Raw data:
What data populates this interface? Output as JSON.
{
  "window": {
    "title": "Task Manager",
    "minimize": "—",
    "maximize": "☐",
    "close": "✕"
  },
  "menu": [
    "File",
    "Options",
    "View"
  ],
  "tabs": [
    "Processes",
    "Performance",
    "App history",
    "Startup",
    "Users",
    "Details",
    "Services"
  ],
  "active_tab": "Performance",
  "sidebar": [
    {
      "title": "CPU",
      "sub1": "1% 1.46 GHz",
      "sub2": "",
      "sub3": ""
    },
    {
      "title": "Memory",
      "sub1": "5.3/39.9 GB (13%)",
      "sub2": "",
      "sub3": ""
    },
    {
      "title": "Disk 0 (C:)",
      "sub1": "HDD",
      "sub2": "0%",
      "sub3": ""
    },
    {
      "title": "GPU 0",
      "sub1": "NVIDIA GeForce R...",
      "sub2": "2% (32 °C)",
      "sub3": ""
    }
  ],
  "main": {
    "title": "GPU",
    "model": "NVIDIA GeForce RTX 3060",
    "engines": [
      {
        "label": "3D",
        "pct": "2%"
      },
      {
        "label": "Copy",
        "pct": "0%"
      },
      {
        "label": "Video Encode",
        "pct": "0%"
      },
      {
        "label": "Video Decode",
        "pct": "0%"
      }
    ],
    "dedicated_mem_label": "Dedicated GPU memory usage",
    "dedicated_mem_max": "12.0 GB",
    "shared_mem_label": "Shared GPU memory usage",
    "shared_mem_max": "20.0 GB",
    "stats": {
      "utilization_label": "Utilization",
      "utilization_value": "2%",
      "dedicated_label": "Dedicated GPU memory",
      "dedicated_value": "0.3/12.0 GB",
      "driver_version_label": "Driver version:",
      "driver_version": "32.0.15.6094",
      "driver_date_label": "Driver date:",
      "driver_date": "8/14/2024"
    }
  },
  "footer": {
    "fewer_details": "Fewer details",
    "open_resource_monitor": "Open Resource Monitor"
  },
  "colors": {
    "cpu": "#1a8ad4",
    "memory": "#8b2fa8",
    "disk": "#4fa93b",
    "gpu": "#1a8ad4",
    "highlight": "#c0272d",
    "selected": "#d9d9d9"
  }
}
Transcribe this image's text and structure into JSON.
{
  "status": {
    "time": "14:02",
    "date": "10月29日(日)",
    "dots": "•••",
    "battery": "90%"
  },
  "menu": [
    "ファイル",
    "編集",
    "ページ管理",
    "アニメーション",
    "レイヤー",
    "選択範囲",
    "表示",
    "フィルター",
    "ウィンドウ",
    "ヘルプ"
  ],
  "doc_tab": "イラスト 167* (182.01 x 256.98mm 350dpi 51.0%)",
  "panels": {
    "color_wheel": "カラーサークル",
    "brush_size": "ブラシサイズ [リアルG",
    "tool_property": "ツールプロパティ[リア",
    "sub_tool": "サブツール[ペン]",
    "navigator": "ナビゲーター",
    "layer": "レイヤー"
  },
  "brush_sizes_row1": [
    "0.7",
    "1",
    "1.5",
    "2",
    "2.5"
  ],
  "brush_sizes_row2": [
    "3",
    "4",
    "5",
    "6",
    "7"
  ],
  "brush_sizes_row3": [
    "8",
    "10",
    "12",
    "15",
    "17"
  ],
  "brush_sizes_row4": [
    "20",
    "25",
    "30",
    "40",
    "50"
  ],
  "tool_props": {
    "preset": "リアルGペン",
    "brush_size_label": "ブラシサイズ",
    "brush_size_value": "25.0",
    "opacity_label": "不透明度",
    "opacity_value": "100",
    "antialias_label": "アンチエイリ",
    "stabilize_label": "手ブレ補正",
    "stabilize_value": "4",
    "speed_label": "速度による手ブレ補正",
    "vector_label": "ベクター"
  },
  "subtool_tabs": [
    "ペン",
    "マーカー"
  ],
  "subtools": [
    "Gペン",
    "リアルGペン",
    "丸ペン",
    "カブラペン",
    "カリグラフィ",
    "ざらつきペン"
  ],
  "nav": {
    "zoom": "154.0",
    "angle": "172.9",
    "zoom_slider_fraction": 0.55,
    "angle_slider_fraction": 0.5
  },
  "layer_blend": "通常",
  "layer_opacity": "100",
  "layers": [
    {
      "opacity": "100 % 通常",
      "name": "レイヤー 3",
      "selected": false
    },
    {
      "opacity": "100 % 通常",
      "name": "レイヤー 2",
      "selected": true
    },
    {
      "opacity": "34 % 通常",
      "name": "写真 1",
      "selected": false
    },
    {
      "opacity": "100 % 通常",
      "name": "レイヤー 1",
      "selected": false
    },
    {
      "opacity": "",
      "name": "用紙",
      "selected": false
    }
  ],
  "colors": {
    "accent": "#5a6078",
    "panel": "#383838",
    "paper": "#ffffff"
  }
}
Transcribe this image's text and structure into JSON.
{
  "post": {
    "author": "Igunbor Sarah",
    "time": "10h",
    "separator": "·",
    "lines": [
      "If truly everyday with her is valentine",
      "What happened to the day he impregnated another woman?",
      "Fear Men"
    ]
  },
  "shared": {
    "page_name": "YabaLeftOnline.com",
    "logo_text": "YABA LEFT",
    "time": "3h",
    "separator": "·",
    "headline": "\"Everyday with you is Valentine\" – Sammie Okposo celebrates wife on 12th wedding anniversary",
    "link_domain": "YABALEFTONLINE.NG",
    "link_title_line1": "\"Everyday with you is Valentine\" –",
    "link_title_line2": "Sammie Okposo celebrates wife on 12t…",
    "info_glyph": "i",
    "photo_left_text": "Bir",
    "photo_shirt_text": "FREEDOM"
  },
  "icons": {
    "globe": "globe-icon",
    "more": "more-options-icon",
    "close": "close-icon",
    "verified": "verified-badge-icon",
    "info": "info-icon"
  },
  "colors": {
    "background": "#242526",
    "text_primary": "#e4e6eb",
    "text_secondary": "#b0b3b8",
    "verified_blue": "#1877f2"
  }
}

Set problem:
Write out the whole listing again. Match it word for word.

Right answer:
What data populates this interface? Output as JSON.
{
  "window": {
    "title": "Task Manager",
    "minimize": "—",
    "maximize": "☐",
    "close": "✕"
  },
  "menu": [
    "File",
    "Options",
    "View"
  ],
  "tabs": [
    "Processes",
    "Performance",
    "App history",
    "Startup",
    "Users",
    "Details",
    "Services"
  ],
  "active_tab": "Performance",
  "sidebar": [
    {
      "title": "CPU",
      "sub1": "1% 1.46 GHz",
      "sub2": "",
      "sub3": ""
    },
    {
      "title": "Memory",
      "sub1": "5.3/39.9 GB (13%)",
      "sub2": "",
      "sub3": ""
    },
    {
      "title": "Disk 0 (C:)",
      "sub1": "HDD",
      "sub2": "0%",
      "sub3": ""
    },
    {
      "title": "GPU 0",
      "sub1": "NVIDIA GeForce R...",
      "sub2": "2% (32 °C)",
      "sub3": ""
    }
  ],
  "main": {
    "title": "GPU",
    "model": "NVIDIA GeForce RTX 3060",
    "engines": [
      {
        "label": "3D",
        "pct": "2%"
      },
      {
        "label": "Copy",
        "pct": "0%"
      },
      {
        "label": "Video Encode",
        "pct": "0%"
      },
      {
        "label": "Video Decode",
        "pct": "0%"
      }
    ],
    "dedicated_mem_label": "Dedicated GPU memory usage",
    "dedicated_mem_max": "12.0 GB",
    "shared_mem_label": "Shared GPU memory usage",
    "shared_mem_max": "20.0 GB",
    "stats": {
      "utilization_label": "Utilization",
      "utilization_value": "2%",
      "dedicated_label": "Dedicated GPU memory",
      "dedicated_value": "0.3/12.0 GB",
      "driver_version_label": "Driver version:",
      "driver_version": "32.0.15.6094",
      "driver_date_label": "Driver date:",
      "driver_date": "8/14/2024"
    }
  },
  "footer": {
    "fewer_details": "Fewer details",
    "open_resource_monitor": "Open Resource Monitor"
  },
  "colors": {
    "cpu": "#1a8ad4",
    "memory": "#8b2fa8",
    "disk": "#4fa93b",
    "gpu": "#1a8ad4",
    "highlight": "#c0272d",
    "selected": "#d9d9d9"
  }
}
Transcribe this image's text and structure into JSON.
{
  "status": {
    "time": "14:02",
    "date": "10月29日(日)",
    "dots": "•••",
    "battery": "90%"
  },
  "menu": [
    "ファイル",
    "編集",
    "ページ管理",
    "アニメーション",
    "レイヤー",
    "選択範囲",
    "表示",
    "フィルター",
    "ウィンドウ",
    "ヘルプ"
  ],
  "doc_tab": "イラスト 167* (182.01 x 256.98mm 350dpi 51.0%)",
  "panels": {
    "color_wheel": "カラーサークル",
    "brush_size": "ブラシサイズ [リアルG",
    "tool_property": "ツールプロパティ[リア",
    "sub_tool": "サブツール[ペン]",
    "navigator": "ナビゲーター",
    "layer": "レイヤー"
  },
  "brush_sizes_row1": [
    "0.7",
    "1",
    "1.5",
    "2",
    "2.5"
  ],
  "brush_sizes_row2": [
    "3",
    "4",
    "5",
    "6",
    "7"
  ],
  "brush_sizes_row3": [
    "8",
    "10",
    "12",
    "15",
    "17"
  ],
  "brush_sizes_row4": [
    "20",
    "25",
    "30",
    "40",
    "50"
  ],
  "tool_props": {
    "preset": "リアルGペン",
    "brush_size_label": "ブラシサイズ",
    "brush_size_value": "25.0",
    "opacity_label": "不透明度",
    "opacity_value": "100",
    "antialias_label": "アンチエイリ",
    "stabilize_label": "手ブレ補正",
    "stabilize_value": "4",
    "speed_label": "速度による手ブレ補正",
    "vector_label": "ベクター"
  },
  "subtool_tabs": [
    "ペン",
    "マーカー"
  ],
  "subtools": [
    "Gペン",
    "リアルGペン",
    "丸ペン",
    "カブラペン",
    "カリグラフィ",
    "ざらつきペン"
  ],
  "nav": {
    "zoom": "154.0",
    "angle": "172.9",
    "zoom_slider_fraction": 0.55,
    "angle_slider_fraction": 0.5
  },
  "layer_blend": "通常",
  "layer_opacity": "100",
  "layers": [
    {
      "opacity": "100 % 通常",
      "name": "レイヤー 3",
      "selected": false
    },
    {
      "opacity": "100 % 通常",
      "name": "レイヤー 2",
      "selected": true
    },
    {
      "opacity": "34 % 通常",
      "name": "写真 1",
      "selected": false
    },
    {
      "opacity": "100 % 通常",
      "name": "レイヤー 1",
      "selected": false
    },
    {
      "opacity": "",
      "name": "用紙",
      "selected": false
    }
  ],
  "colors": {
    "accent": "#5a6078",
    "panel": "#383838",
    "paper": "#ffffff"
  }
}
Transcribe this image's text and structure into JSON.
{
  "post": {
    "author": "Igunbor Sarah",
    "time": "10h",
    "separator": "·",
    "lines": [
      "If truly everyday with her is valentine",
      "What happened to the day he impregnated another woman?",
      "Fear Men"
    ]
  },
  "shared": {
    "page_name": "YabaLeftOnline.com",
    "logo_text": "YABA LEFT",
    "time": "3h",
    "separator": "·",
    "headline": "\"Everyday with you is Valentine\" – Sammie Okposo celebrates wife on 12th wedding anniversary",
    "link_domain": "YABALEFTONLINE.NG",
    "link_title_line1": "\"Everyday with you is Valentine\" –",
    "link_title_line2": "Sammie Okposo celebrates wife on 12t…",
    "info_glyph": "i",
    "photo_left_text": "Bir",
    "photo_shirt_text": "FREEDOM"
  },
  "icons": {
    "globe": "globe-icon",
    "more": "more-options-icon",
    "close": "close-icon",
    "verified": "verified-badge-icon",
    "info": "info-icon"
  },
  "colors": {
    "background": "#242526",
    "text_primary": "#e4e6eb",
    "text_secondary": "#b0b3b8",
    "verified_blue": "#1877f2"
  }
}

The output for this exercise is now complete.